====== TEXT BLOCK ======
Another Day, Another Awful Column Blaming Victims of Sexual Assault

Wall Street Journal columnist James Taranto claims that victims of rape should share blame with their rapist if they're both drunk—WHAT?

College Rape
(Image credit: Getty Images)

In college, my girlfriends and I had a secret code to ward off unwelcome attention from men at parties. If one of us was being pestered by a drunk dude she wasn't into, she was to "throw up the X," meaning make an X-shaped signal with her arms in the air and a member of our friend group would come pull the girl away from the guy they couldn't seem to shake on their own. I didn't know it at the time, but it turns out, my friends and I were practicing a form of bystander intervention.

Last Friday, The New York Timeswrote about the rise of bystander education programs at colleges around the country, designed to teach students how to intervene if they see something that doesn't look or feel right as a way to prevent and reduce sexual assault on campus. Some of the diversions mentioned in the Times piece include turning on the lights, turning down the music, spilling a drink on a guy who's being too aggressive, or forming a conga line to pull him away from the woman he's bothering and onto the dance floor. "The goal is to stop bad behavior before it crosses the line from drunken partying to sexual assault," Michael Winerip writes.
====== SOURCE DATA ======
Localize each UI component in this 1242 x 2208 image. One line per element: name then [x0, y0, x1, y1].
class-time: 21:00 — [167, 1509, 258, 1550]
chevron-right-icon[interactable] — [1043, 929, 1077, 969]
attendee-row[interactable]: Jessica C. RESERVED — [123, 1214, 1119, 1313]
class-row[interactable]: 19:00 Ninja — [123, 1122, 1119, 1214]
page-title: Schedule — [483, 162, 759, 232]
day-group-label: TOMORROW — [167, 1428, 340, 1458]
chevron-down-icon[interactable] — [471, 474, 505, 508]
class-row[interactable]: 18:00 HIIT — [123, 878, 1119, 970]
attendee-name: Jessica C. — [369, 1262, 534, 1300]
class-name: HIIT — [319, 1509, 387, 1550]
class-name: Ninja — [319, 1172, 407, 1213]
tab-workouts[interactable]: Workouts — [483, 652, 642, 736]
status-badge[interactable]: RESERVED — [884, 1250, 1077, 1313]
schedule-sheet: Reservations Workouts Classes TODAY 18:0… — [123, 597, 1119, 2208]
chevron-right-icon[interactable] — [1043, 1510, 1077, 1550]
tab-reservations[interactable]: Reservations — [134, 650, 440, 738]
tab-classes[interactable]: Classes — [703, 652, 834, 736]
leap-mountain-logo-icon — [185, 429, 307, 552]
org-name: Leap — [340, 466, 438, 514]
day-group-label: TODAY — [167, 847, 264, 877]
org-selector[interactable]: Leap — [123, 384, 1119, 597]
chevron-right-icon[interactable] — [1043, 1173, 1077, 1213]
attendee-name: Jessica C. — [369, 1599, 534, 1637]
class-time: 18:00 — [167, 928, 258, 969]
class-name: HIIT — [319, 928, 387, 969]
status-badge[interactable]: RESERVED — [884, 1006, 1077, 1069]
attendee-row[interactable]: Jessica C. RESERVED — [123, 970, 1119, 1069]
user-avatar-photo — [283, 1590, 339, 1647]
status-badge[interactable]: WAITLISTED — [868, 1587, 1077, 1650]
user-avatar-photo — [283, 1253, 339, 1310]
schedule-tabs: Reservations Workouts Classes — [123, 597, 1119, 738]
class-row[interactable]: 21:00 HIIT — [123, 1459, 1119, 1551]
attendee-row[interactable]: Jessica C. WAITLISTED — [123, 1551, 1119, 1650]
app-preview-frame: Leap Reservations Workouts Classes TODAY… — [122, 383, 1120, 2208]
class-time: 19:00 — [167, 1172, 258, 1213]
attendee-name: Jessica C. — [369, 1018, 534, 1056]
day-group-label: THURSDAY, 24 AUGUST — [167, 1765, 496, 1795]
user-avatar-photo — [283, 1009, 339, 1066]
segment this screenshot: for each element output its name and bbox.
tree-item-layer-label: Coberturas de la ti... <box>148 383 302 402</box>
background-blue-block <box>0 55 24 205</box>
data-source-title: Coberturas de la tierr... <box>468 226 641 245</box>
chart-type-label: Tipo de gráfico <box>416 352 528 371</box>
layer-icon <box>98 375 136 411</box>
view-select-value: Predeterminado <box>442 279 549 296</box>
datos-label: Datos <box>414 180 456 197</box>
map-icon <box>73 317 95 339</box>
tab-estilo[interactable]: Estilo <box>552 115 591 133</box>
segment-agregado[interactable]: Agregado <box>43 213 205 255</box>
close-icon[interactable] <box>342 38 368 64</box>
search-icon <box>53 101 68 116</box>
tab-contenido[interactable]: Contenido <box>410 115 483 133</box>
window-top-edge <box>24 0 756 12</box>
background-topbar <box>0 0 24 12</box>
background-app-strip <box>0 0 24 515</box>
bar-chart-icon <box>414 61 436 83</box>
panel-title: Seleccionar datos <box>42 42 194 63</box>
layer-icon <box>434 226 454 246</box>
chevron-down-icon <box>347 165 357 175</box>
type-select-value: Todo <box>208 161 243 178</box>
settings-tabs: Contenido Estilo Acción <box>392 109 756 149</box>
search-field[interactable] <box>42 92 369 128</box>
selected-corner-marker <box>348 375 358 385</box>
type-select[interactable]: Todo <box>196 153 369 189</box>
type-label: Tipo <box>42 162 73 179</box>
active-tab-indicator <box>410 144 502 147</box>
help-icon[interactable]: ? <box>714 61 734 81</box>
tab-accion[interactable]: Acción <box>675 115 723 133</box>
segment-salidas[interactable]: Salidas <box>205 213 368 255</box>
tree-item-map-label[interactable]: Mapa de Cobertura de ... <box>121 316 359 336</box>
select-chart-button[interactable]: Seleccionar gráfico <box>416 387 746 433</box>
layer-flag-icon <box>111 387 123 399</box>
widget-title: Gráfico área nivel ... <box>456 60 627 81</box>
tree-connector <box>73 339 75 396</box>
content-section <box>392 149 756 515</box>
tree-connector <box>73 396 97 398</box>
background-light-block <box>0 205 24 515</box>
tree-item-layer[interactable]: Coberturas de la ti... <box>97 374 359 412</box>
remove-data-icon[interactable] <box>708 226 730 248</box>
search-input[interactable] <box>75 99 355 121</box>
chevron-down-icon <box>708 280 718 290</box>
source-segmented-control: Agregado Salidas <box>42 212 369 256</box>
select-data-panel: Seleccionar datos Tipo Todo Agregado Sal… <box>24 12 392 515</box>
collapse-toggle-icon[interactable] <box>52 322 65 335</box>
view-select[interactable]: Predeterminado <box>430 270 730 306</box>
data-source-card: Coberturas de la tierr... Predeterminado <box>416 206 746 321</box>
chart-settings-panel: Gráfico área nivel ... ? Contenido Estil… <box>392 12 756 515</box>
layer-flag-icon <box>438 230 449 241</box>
======
● **QUESTIONS TO ANSWER**:
(a) For the column on sexual assault, state whether each statement agrees with the text: (i) the secret code involved an X-shaped signal made with the arms; (ii) the diversions listed include turning off the music; (iii) James Taranto writes for the Wall Street Journal. Answer yes or no for each, quoting the deciding words.
(b) Condense the paragraph of the column on sexual assault that begins "In college, my girlfriends and I" into a short list that keeps its main facts.
(c) Reproduce the column on sexual assault starting at "Another Day, Another" and ending at "of bystander intervention.", swapping "drunk" for "intoxicated".

● **RESPONSES IN ORDER**:
(a)
(i) Yes: "make an X-shaped signal with her arms in the air"
(ii) No: "turning down the music"
(iii) Yes: "Wall Street Journal columnist James Taranto"

(b)
- In college, the writer and a group of friends used a secret code to ward off unwelcome attention from men at parties.
- A friend being pestered by a drunk man she was not interested in would "throw up the X," signaling with her arms in the air.
- Another member of the group would then come and pull her away from him.
- The writer later learned that this was a form of bystander intervention.

(c)
Another Day, Another Awful Column Blaming Victims of Sexual Assault

Wall Street Journal columnist James Taranto claims that victims of rape should share blame with their rapist if they're both intoxicated—WHAT?

College Rape
(Image credit: Getty Images)

In college, my girlfriends and I had a secret code to ward off unwelcome attention from men at parties. If one of us was being pestered by a intoxicated dude she wasn't into, she was to "throw up the X," meaning make an X-shaped signal with her arms in the air and a member of our friend group would come pull the girl away from the guy they couldn't seem to shake on their own. I didn't know it at the time, but it turns out, my friends and I were practicing a form of bystander intervention.